- **What you have to do**:
Every line that includes the word "should" is to be listed.

- **Available data**:
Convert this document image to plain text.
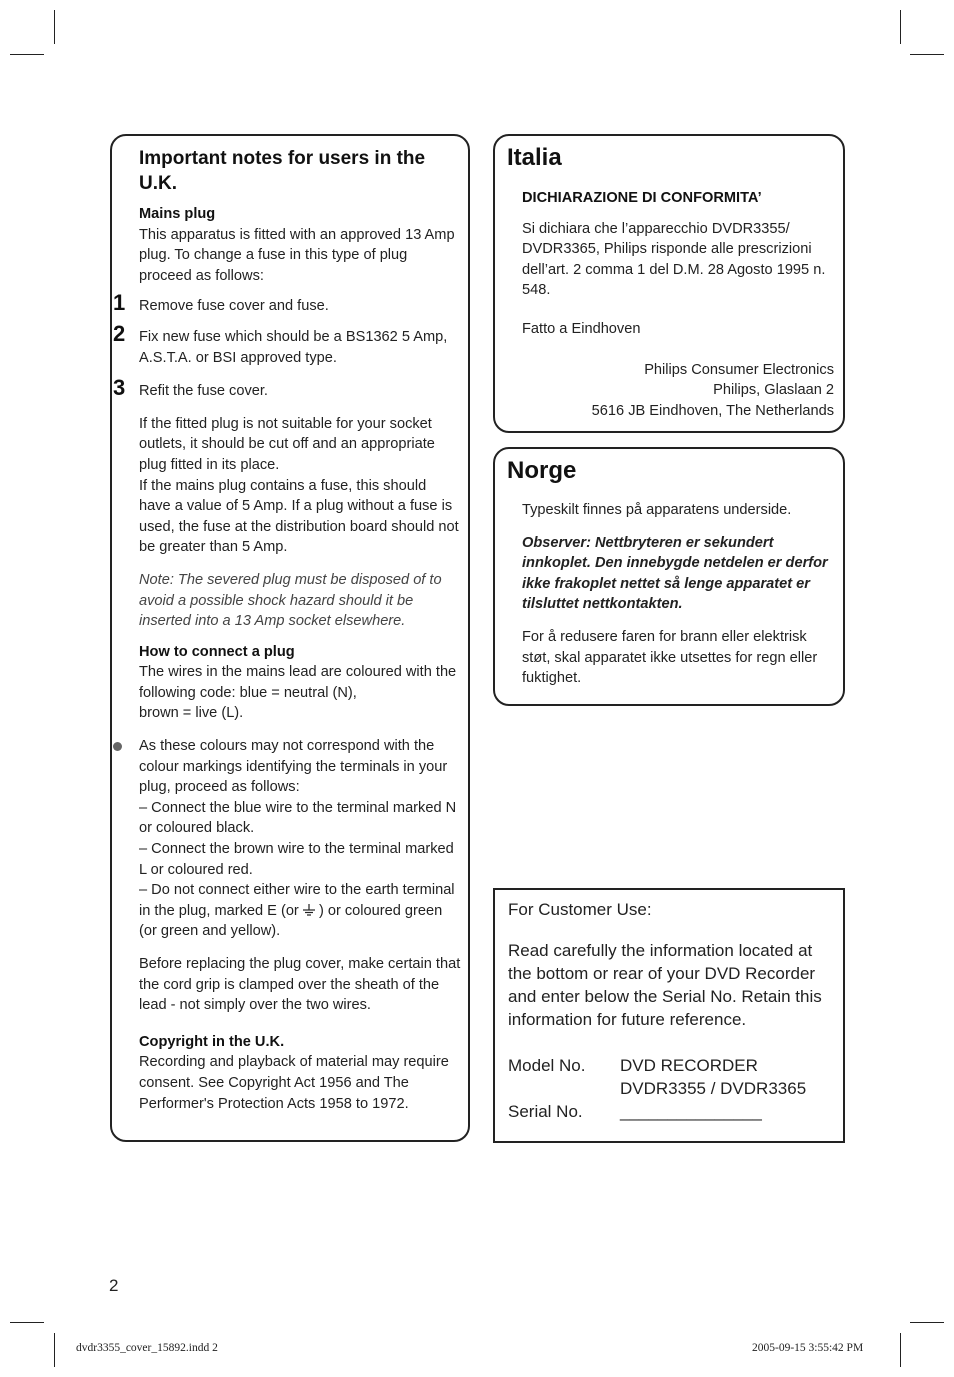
Important notes for users in the U.K.
Mains plug

This apparatus is fitted with an approved 13 Amp plug. To change a fuse in this type of plug proceed as follows:

1 Remove fuse cover and fuse.

2 Fix new fuse which should be a BS1362 5 Amp, A.S.T.A. or BSI approved type.

3 Refit the fuse cover.

If the fitted plug is not suitable for your socket outlets, it should be cut off and an appropriate plug fitted in its place.

If the mains plug contains a fuse, this should have a value of 5 Amp. If a plug without a fuse is used, the fuse at the distribution board should not be greater than 5 Amp.

Note: The severed plug must be disposed of to avoid a possible shock hazard should it be inserted into a 13 Amp socket elsewhere.

How to connect a plug

The wires in the mains lead are coloured with the following code: blue = neutral (N),

brown = live (L).

As these colours may not correspond with the colour markings identifying the terminals in your plug, proceed as follows:

– Connect the blue wire to the terminal marked N or coloured black.

– Connect the brown wire to the terminal marked L or coloured red.

– Do not connect either wire to the earth terminal in the plug, marked E (or ) or coloured green (or green and yellow).

Before replacing the plug cover, make certain that the cord grip is clamped over the sheath of the lead - not simply over the two wires.

Copyright in the U.K.

Recording and playback of material may require consent. See Copyright Act 1956 and The Performer's Protection Acts 1958 to 1972.

Italia
DICHIARAZIONE DI CONFORMITA’

Si dichiara che l’apparecchio DVDR3355/ DVDR3365, Philips risponde alle prescrizioni dell’art. 2 comma 1 del D.M. 28 Agosto 1995 n. 548.

Fatto a Eindhoven

Philips Consumer Electronics

Philips, Glaslaan 2

5616 JB Eindhoven, The Netherlands

Norge

Typeskilt finnes på apparatens underside.

Observer: Nettbryteren er sekundert innkoplet. Den innebygde netdelen er derfor ikke frakoplet nettet så lenge apparatet er tilsluttet nettkontakten.

For å redusere faren for brann eller elektrisk støt, skal apparatet ikke utsettes for regn eller fuktighet.

For Customer Use:

Read carefully the information located at the bottom or rear of your DVD Recorder and enter below the Serial No. Retain this information for future reference.

Model No.	DVD RECORDER
DVDR3355 / DVDR3365
Serial No.	_______________
2
dvdr3355_cover_15892.indd 2	2005-09-15 3:55:42 PM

- **Answer to the exercise**:
2 Fix new fuse which should be a BS1362 5 Amp, A.S.T.A. or BSI approved type.
If the fitted plug is not suitable for your socket outlets, it should be cut off and an appropriate plug fitted in its place.
If the mains plug contains a fuse, this should have a value of 5 Amp. If a plug without a fuse is used, the fuse at the distribution board should not be greater than 5 Amp.
Note: The severed plug must be disposed of to avoid a possible shock hazard should it be inserted into a 13 Amp socket elsewhere.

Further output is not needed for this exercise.